- **Stored records**:
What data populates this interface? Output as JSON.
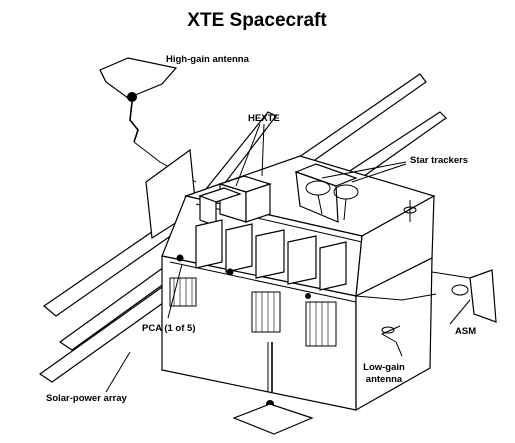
{
  "title": "XTE Spacecraft",
  "labels": {
    "high_gain_antenna": "High-gain antenna",
    "hexte": "HEXTE",
    "star_trackers": "Star trackers",
    "pca": "PCA (1 of 5)",
    "asm": "ASM",
    "low_gain_antenna_line1": "Low-gain",
    "low_gain_antenna_line2": "antenna",
    "solar_power_array": "Solar-power array"
  }
}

- **Exercise brief**: Copy the records exactly. Skip the pictures.

- **Output of the exercise**:
What data populates this interface? Output as JSON.
{
  "title": "XTE Spacecraft",
  "labels": {
    "high_gain_antenna": "High-gain antenna",
    "hexte": "HEXTE",
    "star_trackers": "Star trackers",
    "pca": "PCA (1 of 5)",
    "asm": "ASM",
    "low_gain_antenna_line1": "Low-gain",
    "low_gain_antenna_line2": "antenna",
    "solar_power_array": "Solar-power array"
  }
}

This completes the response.